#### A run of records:

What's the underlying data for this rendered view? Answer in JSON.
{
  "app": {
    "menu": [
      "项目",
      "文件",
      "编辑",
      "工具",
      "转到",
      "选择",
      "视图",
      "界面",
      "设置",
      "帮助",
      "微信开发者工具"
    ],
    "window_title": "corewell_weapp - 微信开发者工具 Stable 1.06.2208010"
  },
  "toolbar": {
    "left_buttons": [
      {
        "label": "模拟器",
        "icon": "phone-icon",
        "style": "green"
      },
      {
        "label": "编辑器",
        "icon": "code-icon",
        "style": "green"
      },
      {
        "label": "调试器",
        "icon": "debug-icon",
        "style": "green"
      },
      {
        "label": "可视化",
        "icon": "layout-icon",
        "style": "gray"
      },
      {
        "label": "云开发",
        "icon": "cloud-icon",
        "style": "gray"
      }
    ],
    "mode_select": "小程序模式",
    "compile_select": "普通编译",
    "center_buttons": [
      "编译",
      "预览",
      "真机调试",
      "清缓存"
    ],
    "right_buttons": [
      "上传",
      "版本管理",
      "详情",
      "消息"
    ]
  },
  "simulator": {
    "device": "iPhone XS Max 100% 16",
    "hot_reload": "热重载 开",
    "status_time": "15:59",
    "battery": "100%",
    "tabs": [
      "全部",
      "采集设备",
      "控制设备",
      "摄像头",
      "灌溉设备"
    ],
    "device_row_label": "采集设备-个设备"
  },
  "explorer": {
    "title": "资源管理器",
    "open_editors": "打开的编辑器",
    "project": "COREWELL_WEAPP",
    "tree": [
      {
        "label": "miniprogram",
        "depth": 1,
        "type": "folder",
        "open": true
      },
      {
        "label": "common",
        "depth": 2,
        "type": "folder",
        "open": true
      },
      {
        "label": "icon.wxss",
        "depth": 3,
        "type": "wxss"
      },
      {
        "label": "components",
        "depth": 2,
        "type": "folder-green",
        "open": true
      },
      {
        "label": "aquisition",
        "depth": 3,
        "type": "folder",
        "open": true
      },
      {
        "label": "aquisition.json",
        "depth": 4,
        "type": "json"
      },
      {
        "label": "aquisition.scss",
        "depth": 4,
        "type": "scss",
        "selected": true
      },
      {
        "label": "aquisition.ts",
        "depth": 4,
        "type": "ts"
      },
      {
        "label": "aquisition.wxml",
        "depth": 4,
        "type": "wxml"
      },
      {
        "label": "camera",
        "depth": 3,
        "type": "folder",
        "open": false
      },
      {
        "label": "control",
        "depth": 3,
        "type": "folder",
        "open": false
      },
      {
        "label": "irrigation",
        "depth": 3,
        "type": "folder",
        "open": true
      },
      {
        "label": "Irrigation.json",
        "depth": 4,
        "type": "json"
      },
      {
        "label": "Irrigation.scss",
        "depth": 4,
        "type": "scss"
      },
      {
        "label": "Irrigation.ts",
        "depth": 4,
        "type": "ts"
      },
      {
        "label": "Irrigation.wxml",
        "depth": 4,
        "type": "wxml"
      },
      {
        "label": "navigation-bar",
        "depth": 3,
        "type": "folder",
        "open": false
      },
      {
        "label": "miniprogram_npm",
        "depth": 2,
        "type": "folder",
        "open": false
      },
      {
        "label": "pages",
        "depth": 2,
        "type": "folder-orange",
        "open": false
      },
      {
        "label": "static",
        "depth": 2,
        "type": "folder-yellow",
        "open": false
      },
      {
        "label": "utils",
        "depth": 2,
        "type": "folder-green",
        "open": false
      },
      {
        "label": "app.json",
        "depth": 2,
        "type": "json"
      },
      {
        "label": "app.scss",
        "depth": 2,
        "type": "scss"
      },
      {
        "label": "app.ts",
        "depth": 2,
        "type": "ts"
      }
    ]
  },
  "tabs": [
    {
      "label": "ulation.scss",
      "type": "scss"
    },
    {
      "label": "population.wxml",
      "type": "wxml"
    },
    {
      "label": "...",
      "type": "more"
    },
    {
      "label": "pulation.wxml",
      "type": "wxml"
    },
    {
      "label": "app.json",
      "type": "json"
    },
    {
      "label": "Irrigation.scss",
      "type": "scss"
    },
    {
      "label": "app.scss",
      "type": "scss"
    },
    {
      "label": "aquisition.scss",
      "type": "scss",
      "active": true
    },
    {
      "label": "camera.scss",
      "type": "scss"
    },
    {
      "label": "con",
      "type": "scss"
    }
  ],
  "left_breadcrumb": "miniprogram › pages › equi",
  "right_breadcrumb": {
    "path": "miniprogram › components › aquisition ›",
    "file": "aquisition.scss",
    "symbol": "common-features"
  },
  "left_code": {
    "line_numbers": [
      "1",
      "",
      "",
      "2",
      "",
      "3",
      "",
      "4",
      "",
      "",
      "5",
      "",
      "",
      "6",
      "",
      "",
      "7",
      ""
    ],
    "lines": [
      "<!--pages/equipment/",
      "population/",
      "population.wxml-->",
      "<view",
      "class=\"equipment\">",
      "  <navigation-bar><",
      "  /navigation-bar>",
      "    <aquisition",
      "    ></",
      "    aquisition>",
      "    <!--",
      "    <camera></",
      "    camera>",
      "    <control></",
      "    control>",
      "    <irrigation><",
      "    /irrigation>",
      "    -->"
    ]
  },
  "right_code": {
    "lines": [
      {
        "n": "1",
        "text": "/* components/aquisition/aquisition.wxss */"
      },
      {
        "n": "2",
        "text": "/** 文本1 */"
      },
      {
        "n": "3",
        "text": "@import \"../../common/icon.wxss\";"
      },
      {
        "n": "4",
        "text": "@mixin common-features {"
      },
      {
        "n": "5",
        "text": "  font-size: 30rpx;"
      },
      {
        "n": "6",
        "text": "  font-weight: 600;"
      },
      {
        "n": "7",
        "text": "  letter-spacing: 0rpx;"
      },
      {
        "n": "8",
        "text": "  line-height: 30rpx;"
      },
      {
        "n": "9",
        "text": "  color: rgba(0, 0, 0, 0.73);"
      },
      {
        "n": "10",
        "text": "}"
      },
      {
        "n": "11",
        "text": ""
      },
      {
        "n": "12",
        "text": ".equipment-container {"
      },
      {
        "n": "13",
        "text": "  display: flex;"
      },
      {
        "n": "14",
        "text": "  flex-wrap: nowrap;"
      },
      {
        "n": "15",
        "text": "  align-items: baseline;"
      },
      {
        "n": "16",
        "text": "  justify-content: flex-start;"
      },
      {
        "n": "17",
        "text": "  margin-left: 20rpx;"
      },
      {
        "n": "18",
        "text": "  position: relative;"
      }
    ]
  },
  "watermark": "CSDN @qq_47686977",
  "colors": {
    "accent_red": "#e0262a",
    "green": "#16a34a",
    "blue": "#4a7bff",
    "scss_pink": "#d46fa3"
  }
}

#### Instructions to follow:
For the data above, state only how many lines include the word "aquisition".

#### Solution to the exercise:
11